» Prompt: Search the listing below for the string "error" and copy every line where it occurs.

» Supplied entries:
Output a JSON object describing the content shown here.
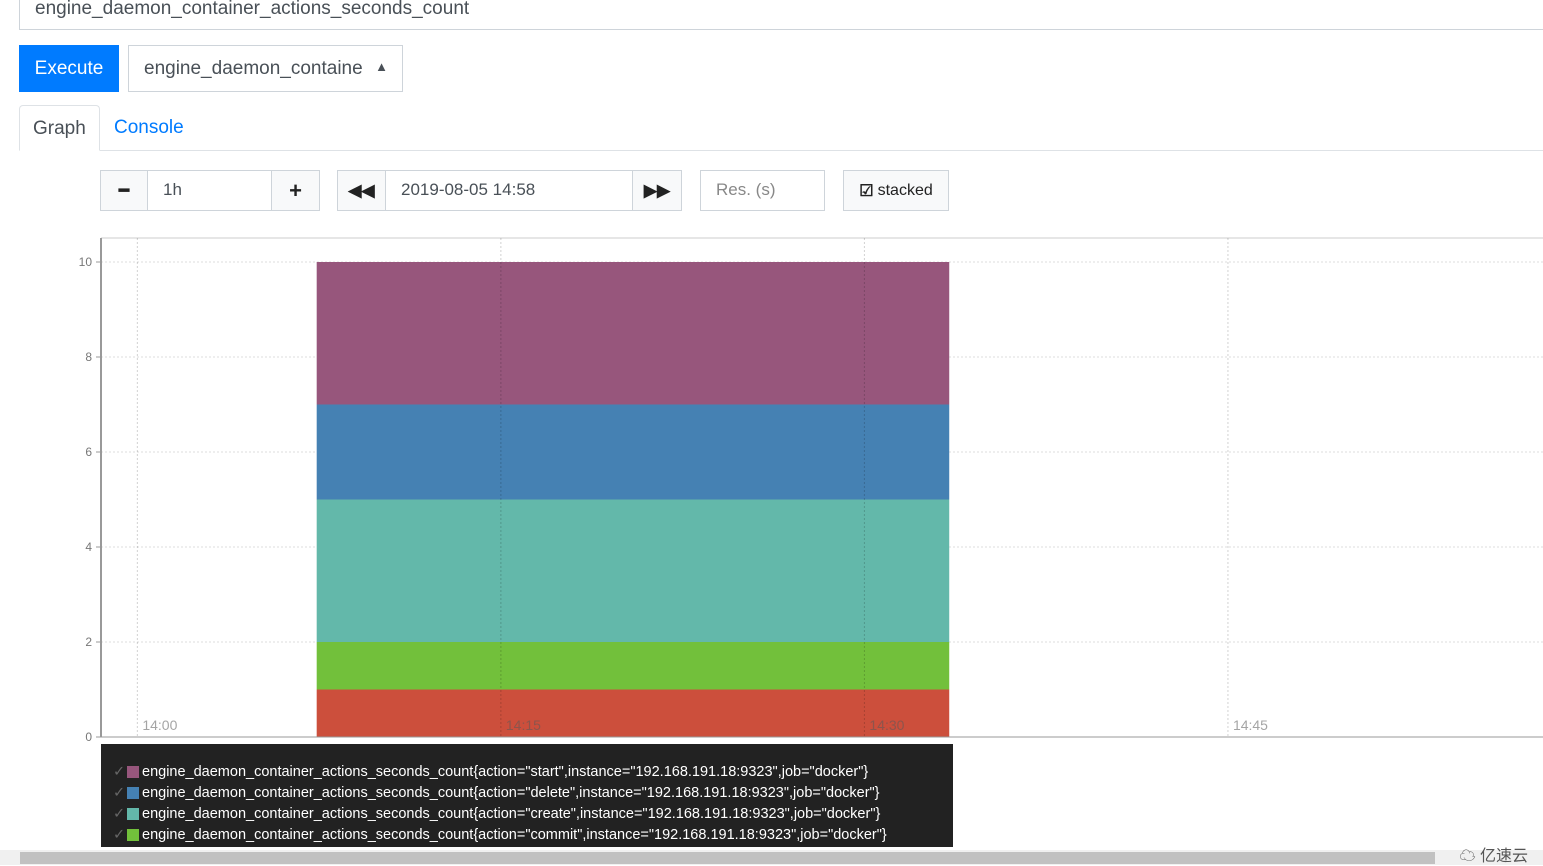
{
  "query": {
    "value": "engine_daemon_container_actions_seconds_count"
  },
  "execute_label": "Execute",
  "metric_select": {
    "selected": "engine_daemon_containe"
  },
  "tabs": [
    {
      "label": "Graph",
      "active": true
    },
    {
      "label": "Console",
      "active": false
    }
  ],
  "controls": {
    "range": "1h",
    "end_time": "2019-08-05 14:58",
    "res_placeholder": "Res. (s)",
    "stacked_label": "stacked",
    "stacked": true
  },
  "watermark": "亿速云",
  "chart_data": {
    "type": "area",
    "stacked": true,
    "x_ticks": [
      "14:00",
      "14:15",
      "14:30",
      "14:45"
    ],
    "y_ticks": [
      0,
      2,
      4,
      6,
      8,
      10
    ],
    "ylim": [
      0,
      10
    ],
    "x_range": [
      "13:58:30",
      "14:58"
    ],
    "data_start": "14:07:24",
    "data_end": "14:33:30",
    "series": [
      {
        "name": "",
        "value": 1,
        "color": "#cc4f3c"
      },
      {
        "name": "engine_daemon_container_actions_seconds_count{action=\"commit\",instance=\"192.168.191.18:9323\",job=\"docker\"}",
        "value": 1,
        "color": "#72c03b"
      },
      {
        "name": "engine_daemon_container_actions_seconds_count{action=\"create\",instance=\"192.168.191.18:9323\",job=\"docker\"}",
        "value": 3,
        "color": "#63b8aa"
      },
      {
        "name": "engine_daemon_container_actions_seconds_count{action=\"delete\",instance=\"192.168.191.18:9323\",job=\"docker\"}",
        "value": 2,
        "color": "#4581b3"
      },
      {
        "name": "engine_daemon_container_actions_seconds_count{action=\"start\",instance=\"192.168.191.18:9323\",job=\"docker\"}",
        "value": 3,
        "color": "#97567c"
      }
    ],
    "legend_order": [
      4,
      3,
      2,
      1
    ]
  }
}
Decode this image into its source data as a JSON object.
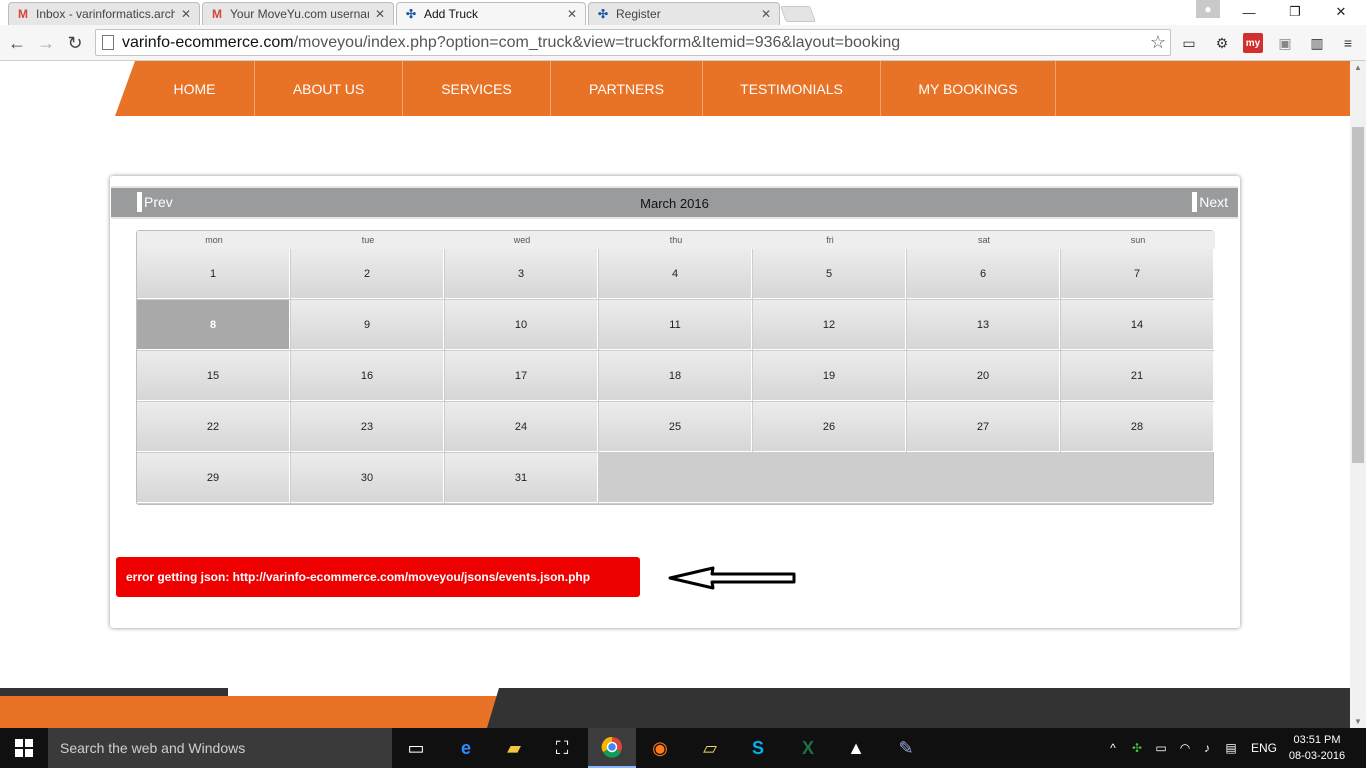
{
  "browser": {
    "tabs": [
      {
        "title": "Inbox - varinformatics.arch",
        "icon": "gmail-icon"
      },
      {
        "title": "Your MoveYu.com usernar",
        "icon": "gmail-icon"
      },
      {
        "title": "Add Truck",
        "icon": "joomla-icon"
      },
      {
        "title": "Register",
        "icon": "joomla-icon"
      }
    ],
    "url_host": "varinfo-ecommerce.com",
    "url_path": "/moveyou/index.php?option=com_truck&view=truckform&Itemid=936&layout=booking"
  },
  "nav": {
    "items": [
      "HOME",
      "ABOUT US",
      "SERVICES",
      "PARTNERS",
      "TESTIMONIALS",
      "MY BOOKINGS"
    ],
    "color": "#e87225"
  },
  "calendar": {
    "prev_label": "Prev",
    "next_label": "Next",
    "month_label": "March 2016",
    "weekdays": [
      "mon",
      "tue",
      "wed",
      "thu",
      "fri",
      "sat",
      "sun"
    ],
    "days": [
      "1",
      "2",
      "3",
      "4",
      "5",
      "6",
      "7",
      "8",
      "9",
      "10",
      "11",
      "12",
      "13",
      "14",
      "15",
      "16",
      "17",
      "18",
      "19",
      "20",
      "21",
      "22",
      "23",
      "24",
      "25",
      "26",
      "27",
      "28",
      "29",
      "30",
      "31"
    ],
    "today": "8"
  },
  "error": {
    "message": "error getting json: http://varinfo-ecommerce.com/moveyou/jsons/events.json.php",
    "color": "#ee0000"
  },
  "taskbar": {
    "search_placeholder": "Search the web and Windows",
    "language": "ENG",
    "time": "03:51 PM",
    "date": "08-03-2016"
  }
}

» Complete output:
  "error": {
    "message": "error getting json: http://varinfo-ecommerce.com/moveyou/jsons/events.json.php",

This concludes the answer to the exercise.